Dataset excerpt:
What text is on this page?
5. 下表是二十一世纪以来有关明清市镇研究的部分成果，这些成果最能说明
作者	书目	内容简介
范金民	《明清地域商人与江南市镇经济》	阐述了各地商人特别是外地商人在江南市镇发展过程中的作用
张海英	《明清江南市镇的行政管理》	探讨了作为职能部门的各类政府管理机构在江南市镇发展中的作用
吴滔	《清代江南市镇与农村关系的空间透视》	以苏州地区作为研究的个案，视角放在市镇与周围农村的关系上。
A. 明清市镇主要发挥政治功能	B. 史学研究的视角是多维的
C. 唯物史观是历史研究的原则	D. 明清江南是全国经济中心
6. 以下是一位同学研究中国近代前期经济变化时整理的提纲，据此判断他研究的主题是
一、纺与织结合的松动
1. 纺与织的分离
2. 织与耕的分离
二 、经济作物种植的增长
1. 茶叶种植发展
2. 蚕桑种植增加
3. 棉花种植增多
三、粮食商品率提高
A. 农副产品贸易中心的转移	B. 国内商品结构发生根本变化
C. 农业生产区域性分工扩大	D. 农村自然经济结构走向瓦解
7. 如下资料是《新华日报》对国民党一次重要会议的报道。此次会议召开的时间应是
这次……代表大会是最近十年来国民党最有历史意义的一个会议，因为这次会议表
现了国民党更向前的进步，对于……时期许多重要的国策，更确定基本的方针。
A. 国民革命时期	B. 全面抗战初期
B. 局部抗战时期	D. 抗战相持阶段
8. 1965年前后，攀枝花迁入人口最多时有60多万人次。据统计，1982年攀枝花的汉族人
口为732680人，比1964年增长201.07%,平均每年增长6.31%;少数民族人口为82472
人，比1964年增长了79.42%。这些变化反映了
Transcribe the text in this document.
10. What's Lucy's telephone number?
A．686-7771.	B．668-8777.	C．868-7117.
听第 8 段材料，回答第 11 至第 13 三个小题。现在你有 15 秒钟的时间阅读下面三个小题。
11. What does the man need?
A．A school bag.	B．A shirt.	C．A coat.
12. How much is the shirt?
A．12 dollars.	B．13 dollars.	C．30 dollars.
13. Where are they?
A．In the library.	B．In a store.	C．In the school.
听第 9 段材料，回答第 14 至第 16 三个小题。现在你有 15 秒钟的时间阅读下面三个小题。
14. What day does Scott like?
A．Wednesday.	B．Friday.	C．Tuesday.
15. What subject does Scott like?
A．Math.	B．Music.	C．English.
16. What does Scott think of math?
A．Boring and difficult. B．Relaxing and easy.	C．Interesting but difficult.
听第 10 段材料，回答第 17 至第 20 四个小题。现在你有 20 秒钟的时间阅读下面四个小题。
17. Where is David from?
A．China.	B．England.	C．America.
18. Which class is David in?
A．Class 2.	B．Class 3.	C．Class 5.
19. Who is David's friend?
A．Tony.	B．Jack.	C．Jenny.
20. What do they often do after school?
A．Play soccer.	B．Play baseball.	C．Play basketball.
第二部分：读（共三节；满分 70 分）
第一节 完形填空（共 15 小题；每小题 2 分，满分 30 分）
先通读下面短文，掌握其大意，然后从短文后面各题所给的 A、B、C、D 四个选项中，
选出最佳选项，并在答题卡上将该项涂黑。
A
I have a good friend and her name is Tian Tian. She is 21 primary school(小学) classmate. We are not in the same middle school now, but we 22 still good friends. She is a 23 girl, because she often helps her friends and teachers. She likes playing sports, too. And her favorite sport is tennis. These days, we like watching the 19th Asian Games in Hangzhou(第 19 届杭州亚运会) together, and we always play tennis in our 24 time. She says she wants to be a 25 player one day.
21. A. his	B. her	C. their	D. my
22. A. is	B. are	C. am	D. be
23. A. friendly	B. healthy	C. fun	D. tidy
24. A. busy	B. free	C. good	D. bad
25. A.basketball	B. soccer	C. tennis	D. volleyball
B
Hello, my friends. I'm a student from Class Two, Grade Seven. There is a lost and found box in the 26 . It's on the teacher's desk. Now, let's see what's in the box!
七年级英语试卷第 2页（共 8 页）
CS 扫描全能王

[WRITTEN REQUEST]: Each line of the material should be duplicated exactly, please.

[WRITTEN ANSWER]:
What text is on this page?
5. 下表是二十一世纪以来有关明清市镇研究的部分成果，这些成果最能说明
作者	书目	内容简介
范金民	《明清地域商人与江南市镇经济》	阐述了各地商人特别是外地商人在江南市镇发展过程中的作用
张海英	《明清江南市镇的行政管理》	探讨了作为职能部门的各类政府管理机构在江南市镇发展中的作用
吴滔	《清代江南市镇与农村关系的空间透视》	以苏州地区作为研究的个案，视角放在市镇与周围农村的关系上。
A. 明清市镇主要发挥政治功能	B. 史学研究的视角是多维的
C. 唯物史观是历史研究的原则	D. 明清江南是全国经济中心
6. 以下是一位同学研究中国近代前期经济变化时整理的提纲，据此判断他研究的主题是
一、纺与织结合的松动
1. 纺与织的分离
2. 织与耕的分离
二 、经济作物种植的增长
1. 茶叶种植发展
2. 蚕桑种植增加
3. 棉花种植增多
三、粮食商品率提高
A. 农副产品贸易中心的转移	B. 国内商品结构发生根本变化
C. 农业生产区域性分工扩大	D. 农村自然经济结构走向瓦解
7. 如下资料是《新华日报》对国民党一次重要会议的报道。此次会议召开的时间应是
这次……代表大会是最近十年来国民党最有历史意义的一个会议，因为这次会议表
现了国民党更向前的进步，对于……时期许多重要的国策，更确定基本的方针。
A. 国民革命时期	B. 全面抗战初期
B. 局部抗战时期	D. 抗战相持阶段
8. 1965年前后，攀枝花迁入人口最多时有60多万人次。据统计，1982年攀枝花的汉族人
口为732680人，比1964年增长201.07%,平均每年增长6.31%;少数民族人口为82472
人，比1964年增长了79.42%。这些变化反映了
Transcribe the text in this document.
10. What's Lucy's telephone number?
A．686-7771.	B．668-8777.	C．868-7117.
听第 8 段材料，回答第 11 至第 13 三个小题。现在你有 15 秒钟的时间阅读下面三个小题。
11. What does the man need?
A．A school bag.	B．A shirt.	C．A coat.
12. How much is the shirt?
A．12 dollars.	B．13 dollars.	C．30 dollars.
13. Where are they?
A．In the library.	B．In a store.	C．In the school.
听第 9 段材料，回答第 14 至第 16 三个小题。现在你有 15 秒钟的时间阅读下面三个小题。
14. What day does Scott like?
A．Wednesday.	B．Friday.	C．Tuesday.
15. What subject does Scott like?
A．Math.	B．Music.	C．English.
16. What does Scott think of math?
A．Boring and difficult. B．Relaxing and easy.	C．Interesting but difficult.
听第 10 段材料，回答第 17 至第 20 四个小题。现在你有 20 秒钟的时间阅读下面四个小题。
17. Where is David from?
A．China.	B．England.	C．America.
18. Which class is David in?
A．Class 2.	B．Class 3.	C．Class 5.
19. Who is David's friend?
A．Tony.	B．Jack.	C．Jenny.
20. What do they often do after school?
A．Play soccer.	B．Play baseball.	C．Play basketball.
第二部分：读（共三节；满分 70 分）
第一节 完形填空（共 15 小题；每小题 2 分，满分 30 分）
先通读下面短文，掌握其大意，然后从短文后面各题所给的 A、B、C、D 四个选项中，
选出最佳选项，并在答题卡上将该项涂黑。
A
I have a good friend and her name is Tian Tian. She is 21 primary school(小学) classmate. We are not in the same middle school now, but we 22 still good friends. She is a 23 girl, because she often helps her friends and teachers. She likes playing sports, too. And her favorite sport is tennis. These days, we like watching the 19th Asian Games in Hangzhou(第 19 届杭州亚运会) together, and we always play tennis in our 24 time. She says she wants to be a 25 player one day.
21. A. his	B. her	C. their	D. my
22. A. is	B. are	C. am	D. be
23. A. friendly	B. healthy	C. fun	D. tidy
24. A. busy	B. free	C. good	D. bad
25. A.basketball	B. soccer	C. tennis	D. volleyball
B
Hello, my friends. I'm a student from Class Two, Grade Seven. There is a lost and found box in the 26 . It's on the teacher's desk. Now, let's see what's in the box!
七年级英语试卷第 2页（共 8 页）
CS 扫描全能王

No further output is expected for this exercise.